During the pendency of C.S. Associates' Chapter 7 proceeding, the City of Philadelphia filed two proofs of claim for post-petition administrative real estate taxes and water/sewer rents, totalling $548,706.80, which had been assessed against the facility. The City also filed a proof of claim for pre-petition real estate taxes and water/sewer rents, totalling $48,803.46, which under the applicable state law had properly become liens against the facility.

6

By order dated November 10, 1992, the bankruptcy court approved the sale of the facility for $2,416,000, free and clear of all liens and encumbrances. UJB thereafter filed an action with the bankruptcy court to predetermine the extent, validity, and respective priority of any and all liens on the facility and, accordingly, on the proceeds of the approved sale. The City maintained that both its pre-petition and post-petition real estate taxes and water/sewer rents had priority over UJB's secured claim.

7

The bankruptcy court, in accordance with our holding in Equibank, N.A. v. Wheeling-Pittsburgh Steel Corp., 884 F.2d 80, 84-85 (3d Cir.1989), held that the City's pre-petition liens had priority over UJB's secured claim as to the sale proceeds. However, the bankruptcy court held that the City's post-petition real estate taxes and water/sewer rents did not have priority over UJB's secured claim as to the sale proceeds. The bankruptcy court went on to suggest that the City might be able to recover its post-petition real estate taxes and water/sewer rents from the sale proceeds pursuant to either 11 U.S.C. Sec. 503(b)(1)(B)(i) or 11 U.S.C. Sec. 506(c).

8

Accordingly, on March 12, 1993, the City moved the bankruptcy court, pursuant to 11 U.S.C. Sec. 506(c), to surcharge the sale proceeds and allow the City to recover its post-petition real estate tax claims and its water/sewer rent claims. In the order of the bankruptcy court which is at issue in this appeal, the bankruptcy court granted the City's motion under Sec. 506(c) to obtain compensation for post-petition real estate taxes and water/sewer rents in the stipulated amount of $548,706.80.

9

UJB appealed the disputed bankruptcy court order to the district court, arguing that the City had not met the requirements of Sec. 506(c) with respect to the post-petition real estate taxes and water/sewer rents. The district court affirmed the bankruptcy court's order. UJB took this appeal. We have jurisdiction under 28 U.S.C. Sec. 158(d).

================

THINGS TO DO:
- a) Answer these questions from the court opinion excerpt above:
(i) For what price did the bankruptcy court approve the sale of the facility?
(ii) On what date did the City move to surcharge the sale proceeds?
(iii) Under which statute does the court state that it has jurisdiction?
- b) Carry the court opinion excerpt above forward, starting after its final sentence.

DATA RECORDS:
================

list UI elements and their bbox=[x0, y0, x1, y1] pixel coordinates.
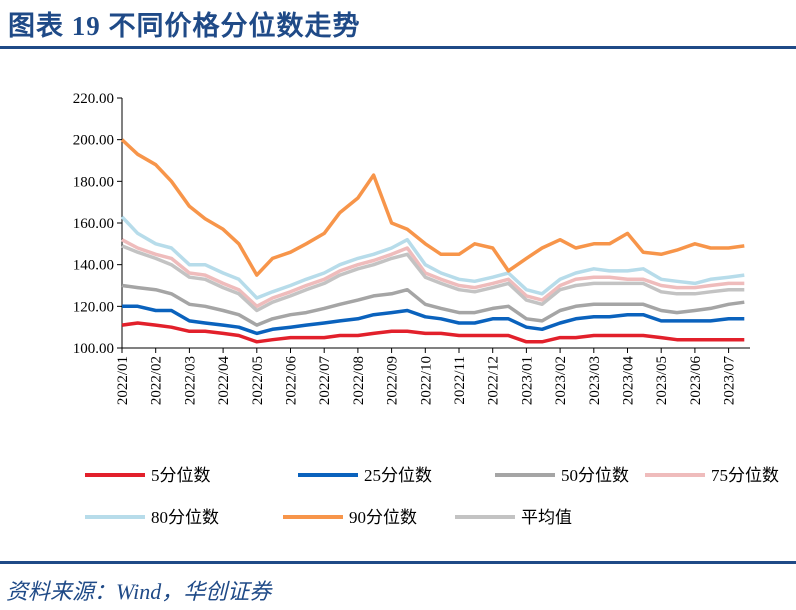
x-tick-label: 2022/11 bbox=[452, 356, 468, 405]
series-line-2 bbox=[121, 244, 745, 313]
legend-label: 50分位数 bbox=[561, 466, 629, 485]
y-tick-label: 180.00 bbox=[73, 174, 114, 190]
x-tick-label: 2022/07 bbox=[317, 356, 333, 406]
y-tick-label: 220.00 bbox=[73, 91, 114, 107]
legend-label: 75分位数 bbox=[711, 466, 779, 485]
y-tick-label: 120.00 bbox=[73, 299, 114, 315]
x-tick-label: 2022/10 bbox=[418, 356, 434, 405]
legend-label: 80分位数 bbox=[151, 508, 219, 527]
x-tick-label: 2022/04 bbox=[216, 356, 232, 406]
x-tick-label: 2023/07 bbox=[722, 356, 738, 406]
x-tick-label: 2022/03 bbox=[182, 356, 198, 405]
series-line-6 bbox=[120, 138, 745, 277]
legend-label: 5分位数 bbox=[151, 466, 211, 485]
source-note: 资料来源：Wind，华创证券 bbox=[6, 579, 272, 604]
x-tick-label: 2022/08 bbox=[351, 356, 367, 405]
x-tick-label: 2022/05 bbox=[250, 356, 266, 405]
y-tick-label: 140.00 bbox=[73, 258, 114, 274]
x-tick-label: 2023/06 bbox=[688, 356, 704, 406]
y-tick-label: 100.00 bbox=[73, 341, 114, 357]
x-tick-label: 2023/01 bbox=[519, 356, 535, 405]
x-tick-label: 2022/12 bbox=[486, 356, 502, 405]
y-tick-label: 200.00 bbox=[73, 133, 114, 149]
x-tick-label: 2022/09 bbox=[385, 356, 401, 405]
figure-title: 图表 19 不同价格分位数走势 bbox=[8, 11, 361, 41]
x-tick-label: 2022/02 bbox=[149, 356, 165, 405]
series-line-0 bbox=[120, 215, 745, 300]
series-line-1 bbox=[121, 238, 745, 309]
title-rule bbox=[0, 46, 796, 49]
source-rule bbox=[0, 561, 796, 564]
x-tick-label: 2022/06 bbox=[284, 356, 300, 406]
x-tick-label: 2023/05 bbox=[654, 356, 670, 405]
x-tick-label: 2023/03 bbox=[587, 356, 603, 405]
legend-label: 25分位数 bbox=[364, 466, 432, 485]
x-tick-label: 2023/02 bbox=[553, 356, 569, 405]
x-tick-label: 2022/01 bbox=[115, 356, 131, 405]
y-tick-label: 160.00 bbox=[73, 216, 114, 232]
series-line-5 bbox=[121, 321, 745, 344]
series-line-4 bbox=[122, 304, 745, 336]
legend-label: 90分位数 bbox=[349, 508, 417, 527]
x-tick-label: 2023/04 bbox=[621, 356, 637, 406]
legend-label: 平均值 bbox=[521, 508, 572, 527]
series-line-3 bbox=[121, 283, 745, 327]
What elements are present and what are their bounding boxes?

================

RESPONSES:
- a)
(i) $2,416,000
(ii) March 12, 1993
(iii) 28 U.S.C. Sec. 158(d)

- b)
II. DISCUSSION

10

UJB argues before us that the district court and bankruptcy court erred in holding that the City had met the requirements of 11 U.S.C. Sec. 506(c) and could recover post-petition real estate taxes and water/sewer rents under that section. "Because the district court sits as an appellate court in bankruptcy cases, our review of the district court's decision is plenary. This [c]ourt's standard of review is clearly erroneous as to findings of fact by the bankruptcy court, and plenary as to conclusions of law." In re Stendardo, 991 F.2d 1089, 1094 (3d Cir.1993) (citation omitted). The issue in this appeal is whether the bankruptcy court and district court correctly interpreted and applied the legal standard contained in Sec. 506(c), and we will therefore exercise plenary review. See Maritime Elec. Co. v. United Jersey Bank, 959 F.2d 1194, 1203 (3d Cir.1992).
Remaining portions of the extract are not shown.